• WHAT THE EXERCISE ASKS:
Below are the records. Count the lines containing the string "Output", and reply with the number alone.

A block of data:

********

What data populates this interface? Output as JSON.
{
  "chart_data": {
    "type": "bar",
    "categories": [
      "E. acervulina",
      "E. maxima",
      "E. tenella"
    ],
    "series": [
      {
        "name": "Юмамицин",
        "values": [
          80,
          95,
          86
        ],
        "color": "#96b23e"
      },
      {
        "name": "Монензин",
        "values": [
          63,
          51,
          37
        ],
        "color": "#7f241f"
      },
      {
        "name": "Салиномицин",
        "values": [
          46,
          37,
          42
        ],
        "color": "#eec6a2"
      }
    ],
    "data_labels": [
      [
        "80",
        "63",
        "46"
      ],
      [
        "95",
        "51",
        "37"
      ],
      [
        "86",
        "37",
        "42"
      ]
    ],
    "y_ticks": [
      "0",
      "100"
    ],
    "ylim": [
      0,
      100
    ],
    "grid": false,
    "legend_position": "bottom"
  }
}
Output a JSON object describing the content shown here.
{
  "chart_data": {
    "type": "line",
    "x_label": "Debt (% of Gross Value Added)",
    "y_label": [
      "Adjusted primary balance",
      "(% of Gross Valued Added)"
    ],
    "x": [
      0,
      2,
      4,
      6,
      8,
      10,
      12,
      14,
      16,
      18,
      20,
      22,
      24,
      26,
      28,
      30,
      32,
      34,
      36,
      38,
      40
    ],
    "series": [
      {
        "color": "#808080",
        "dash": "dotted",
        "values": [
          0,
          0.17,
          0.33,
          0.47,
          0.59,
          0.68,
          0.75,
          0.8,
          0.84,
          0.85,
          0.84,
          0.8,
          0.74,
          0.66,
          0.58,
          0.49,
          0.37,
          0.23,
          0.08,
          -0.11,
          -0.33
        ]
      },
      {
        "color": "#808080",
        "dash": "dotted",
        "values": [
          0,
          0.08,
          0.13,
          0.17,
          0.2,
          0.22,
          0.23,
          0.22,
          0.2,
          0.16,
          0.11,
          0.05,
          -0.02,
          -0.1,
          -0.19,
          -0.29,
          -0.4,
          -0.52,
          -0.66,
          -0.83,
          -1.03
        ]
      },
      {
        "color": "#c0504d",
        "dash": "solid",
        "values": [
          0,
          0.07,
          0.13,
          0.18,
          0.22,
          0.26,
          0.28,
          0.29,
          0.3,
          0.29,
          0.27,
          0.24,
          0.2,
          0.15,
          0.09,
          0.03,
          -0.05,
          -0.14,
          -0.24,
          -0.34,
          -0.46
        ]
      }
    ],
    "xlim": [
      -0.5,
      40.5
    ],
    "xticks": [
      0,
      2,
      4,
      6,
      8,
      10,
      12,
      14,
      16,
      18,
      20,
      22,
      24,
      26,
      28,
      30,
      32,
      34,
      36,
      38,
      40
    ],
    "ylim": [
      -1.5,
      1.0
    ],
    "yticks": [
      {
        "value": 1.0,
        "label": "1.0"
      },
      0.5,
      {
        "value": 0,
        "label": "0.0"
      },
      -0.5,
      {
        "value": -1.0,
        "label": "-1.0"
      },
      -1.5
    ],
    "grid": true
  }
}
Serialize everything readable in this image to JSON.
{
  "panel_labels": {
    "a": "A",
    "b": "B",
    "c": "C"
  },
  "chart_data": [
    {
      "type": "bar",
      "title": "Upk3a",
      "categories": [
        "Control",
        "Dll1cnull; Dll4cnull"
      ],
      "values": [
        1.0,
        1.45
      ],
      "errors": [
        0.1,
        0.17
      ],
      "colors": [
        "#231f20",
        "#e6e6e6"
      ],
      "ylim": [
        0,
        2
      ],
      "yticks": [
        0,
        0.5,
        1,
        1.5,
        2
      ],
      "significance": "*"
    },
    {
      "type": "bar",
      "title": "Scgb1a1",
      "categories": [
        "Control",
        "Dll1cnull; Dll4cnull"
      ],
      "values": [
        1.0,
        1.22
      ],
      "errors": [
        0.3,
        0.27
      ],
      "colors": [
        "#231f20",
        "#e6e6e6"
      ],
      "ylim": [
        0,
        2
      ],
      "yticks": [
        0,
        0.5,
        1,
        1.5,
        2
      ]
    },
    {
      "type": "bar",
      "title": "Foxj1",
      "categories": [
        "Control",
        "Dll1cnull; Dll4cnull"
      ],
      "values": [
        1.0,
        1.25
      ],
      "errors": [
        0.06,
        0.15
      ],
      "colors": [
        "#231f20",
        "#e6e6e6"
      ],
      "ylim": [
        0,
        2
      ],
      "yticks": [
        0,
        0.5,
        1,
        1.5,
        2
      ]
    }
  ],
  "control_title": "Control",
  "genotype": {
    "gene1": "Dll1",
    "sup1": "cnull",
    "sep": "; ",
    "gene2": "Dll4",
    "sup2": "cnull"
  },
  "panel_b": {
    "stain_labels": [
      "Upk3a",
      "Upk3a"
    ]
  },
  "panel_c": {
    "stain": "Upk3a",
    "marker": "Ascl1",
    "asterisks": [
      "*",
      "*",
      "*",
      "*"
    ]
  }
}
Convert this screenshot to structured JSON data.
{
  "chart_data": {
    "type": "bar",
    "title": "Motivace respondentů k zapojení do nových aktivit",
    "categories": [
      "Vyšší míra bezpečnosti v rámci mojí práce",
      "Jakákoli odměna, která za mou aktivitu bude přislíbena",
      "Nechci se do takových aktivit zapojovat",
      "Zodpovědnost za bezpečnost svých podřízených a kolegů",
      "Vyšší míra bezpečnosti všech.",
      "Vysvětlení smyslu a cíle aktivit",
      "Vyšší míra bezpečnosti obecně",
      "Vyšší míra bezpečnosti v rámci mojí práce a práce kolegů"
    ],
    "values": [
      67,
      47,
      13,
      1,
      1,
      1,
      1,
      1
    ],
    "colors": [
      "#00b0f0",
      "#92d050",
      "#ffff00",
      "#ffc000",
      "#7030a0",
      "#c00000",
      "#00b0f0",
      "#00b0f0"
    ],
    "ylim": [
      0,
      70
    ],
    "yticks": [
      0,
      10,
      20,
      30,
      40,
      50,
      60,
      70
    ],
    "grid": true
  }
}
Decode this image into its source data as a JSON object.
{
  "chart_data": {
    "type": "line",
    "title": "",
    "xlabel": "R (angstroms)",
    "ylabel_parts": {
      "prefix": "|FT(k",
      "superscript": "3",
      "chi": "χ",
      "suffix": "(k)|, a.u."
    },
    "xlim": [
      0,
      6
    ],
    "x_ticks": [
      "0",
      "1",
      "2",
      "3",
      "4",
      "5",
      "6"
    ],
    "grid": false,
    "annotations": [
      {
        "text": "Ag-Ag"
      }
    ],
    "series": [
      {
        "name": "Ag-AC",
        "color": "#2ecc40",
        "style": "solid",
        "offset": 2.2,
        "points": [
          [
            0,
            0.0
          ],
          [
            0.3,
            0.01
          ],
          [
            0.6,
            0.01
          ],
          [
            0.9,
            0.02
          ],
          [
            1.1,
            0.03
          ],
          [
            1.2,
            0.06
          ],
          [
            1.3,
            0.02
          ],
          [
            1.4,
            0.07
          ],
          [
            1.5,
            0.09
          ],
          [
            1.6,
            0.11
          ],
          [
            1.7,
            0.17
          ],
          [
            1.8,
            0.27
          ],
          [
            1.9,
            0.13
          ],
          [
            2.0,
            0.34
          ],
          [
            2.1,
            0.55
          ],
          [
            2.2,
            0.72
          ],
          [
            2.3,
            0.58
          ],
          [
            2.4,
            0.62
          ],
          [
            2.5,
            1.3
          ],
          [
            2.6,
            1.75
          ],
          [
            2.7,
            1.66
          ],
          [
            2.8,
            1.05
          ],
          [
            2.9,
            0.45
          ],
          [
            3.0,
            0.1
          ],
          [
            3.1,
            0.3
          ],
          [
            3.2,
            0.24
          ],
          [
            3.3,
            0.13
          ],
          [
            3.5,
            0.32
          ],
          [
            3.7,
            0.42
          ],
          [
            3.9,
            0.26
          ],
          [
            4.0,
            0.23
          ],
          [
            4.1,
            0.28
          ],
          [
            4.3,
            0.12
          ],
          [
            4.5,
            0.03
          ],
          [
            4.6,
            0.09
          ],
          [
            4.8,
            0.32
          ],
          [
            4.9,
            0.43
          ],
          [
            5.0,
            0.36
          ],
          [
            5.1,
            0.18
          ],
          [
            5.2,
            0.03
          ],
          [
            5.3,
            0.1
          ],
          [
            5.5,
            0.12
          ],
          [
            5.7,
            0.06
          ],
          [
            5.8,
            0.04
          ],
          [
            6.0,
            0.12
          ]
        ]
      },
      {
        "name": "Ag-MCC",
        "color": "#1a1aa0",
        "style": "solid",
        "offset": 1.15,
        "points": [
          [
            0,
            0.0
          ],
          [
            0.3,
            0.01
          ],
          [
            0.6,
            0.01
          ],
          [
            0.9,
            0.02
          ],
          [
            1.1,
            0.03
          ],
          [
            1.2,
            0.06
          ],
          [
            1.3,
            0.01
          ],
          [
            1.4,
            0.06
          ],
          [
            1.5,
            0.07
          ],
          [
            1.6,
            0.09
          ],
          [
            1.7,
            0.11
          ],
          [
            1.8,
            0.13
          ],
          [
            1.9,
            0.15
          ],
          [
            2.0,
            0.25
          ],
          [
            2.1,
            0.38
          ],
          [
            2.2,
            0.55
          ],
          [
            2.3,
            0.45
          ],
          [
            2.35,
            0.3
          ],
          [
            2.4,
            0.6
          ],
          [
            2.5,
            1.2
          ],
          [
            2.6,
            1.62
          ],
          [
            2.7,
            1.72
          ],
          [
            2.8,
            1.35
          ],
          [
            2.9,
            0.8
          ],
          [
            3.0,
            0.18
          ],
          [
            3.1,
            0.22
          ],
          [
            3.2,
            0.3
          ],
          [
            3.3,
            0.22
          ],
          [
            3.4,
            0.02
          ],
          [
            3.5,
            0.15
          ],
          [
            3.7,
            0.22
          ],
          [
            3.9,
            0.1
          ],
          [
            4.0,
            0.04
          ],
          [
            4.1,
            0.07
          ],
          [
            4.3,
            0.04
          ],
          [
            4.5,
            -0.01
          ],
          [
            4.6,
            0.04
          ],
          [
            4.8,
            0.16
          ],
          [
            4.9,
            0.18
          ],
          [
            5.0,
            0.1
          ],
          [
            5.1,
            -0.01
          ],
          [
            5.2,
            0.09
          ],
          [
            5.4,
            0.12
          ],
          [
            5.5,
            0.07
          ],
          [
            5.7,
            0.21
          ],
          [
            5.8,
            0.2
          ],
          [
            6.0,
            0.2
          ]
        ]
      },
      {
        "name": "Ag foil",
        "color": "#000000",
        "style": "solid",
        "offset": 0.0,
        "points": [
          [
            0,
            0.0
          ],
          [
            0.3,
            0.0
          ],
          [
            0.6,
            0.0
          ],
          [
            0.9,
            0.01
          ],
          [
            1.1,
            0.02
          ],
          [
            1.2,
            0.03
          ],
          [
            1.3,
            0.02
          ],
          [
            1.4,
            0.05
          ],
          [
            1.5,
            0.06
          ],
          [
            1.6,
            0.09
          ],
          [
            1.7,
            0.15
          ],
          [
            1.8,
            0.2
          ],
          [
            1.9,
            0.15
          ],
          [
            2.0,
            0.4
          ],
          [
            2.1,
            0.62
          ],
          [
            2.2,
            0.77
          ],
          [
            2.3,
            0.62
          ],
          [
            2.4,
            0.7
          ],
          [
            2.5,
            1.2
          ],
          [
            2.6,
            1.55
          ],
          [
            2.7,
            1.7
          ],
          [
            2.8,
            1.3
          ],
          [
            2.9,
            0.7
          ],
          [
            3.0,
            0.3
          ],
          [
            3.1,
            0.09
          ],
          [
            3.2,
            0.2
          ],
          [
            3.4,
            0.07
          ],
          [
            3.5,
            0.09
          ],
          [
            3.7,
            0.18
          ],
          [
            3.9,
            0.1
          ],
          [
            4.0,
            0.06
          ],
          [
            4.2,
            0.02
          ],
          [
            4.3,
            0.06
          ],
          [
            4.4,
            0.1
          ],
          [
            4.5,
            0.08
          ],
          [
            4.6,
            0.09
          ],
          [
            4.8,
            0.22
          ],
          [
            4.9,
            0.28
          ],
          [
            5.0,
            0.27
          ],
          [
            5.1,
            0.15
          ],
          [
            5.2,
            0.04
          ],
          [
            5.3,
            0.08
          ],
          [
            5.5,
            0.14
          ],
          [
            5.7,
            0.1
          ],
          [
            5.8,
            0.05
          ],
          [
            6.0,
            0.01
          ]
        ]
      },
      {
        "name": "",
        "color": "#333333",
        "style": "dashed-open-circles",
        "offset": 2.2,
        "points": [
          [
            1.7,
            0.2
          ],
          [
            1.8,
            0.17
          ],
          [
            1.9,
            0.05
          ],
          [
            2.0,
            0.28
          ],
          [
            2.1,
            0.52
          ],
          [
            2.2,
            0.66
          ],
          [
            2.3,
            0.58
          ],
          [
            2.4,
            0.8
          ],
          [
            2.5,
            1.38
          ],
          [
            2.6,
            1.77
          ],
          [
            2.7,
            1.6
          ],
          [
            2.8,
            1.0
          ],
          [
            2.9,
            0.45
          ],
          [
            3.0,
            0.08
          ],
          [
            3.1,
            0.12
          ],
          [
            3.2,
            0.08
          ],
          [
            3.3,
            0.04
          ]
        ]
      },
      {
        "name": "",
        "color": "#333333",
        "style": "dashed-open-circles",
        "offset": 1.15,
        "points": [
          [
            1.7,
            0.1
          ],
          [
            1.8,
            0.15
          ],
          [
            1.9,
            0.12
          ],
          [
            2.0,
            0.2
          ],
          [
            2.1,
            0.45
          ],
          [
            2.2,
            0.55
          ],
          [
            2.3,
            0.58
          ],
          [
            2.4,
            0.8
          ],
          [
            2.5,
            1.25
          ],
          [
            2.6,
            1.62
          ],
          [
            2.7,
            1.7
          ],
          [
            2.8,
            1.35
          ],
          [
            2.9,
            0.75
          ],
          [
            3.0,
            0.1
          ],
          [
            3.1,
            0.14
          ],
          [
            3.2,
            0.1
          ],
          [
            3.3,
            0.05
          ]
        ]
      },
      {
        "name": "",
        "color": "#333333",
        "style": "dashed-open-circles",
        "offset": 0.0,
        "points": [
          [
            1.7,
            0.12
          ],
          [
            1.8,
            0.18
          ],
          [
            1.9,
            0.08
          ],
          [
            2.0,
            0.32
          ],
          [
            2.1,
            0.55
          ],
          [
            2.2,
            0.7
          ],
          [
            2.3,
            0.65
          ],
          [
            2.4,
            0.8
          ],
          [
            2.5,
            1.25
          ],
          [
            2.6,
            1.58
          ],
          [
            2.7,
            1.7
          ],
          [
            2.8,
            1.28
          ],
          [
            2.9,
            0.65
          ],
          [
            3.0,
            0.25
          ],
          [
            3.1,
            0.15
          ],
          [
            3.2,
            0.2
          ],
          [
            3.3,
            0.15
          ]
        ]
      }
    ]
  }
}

********

• RESULT FOR THIS EXERCISE:
2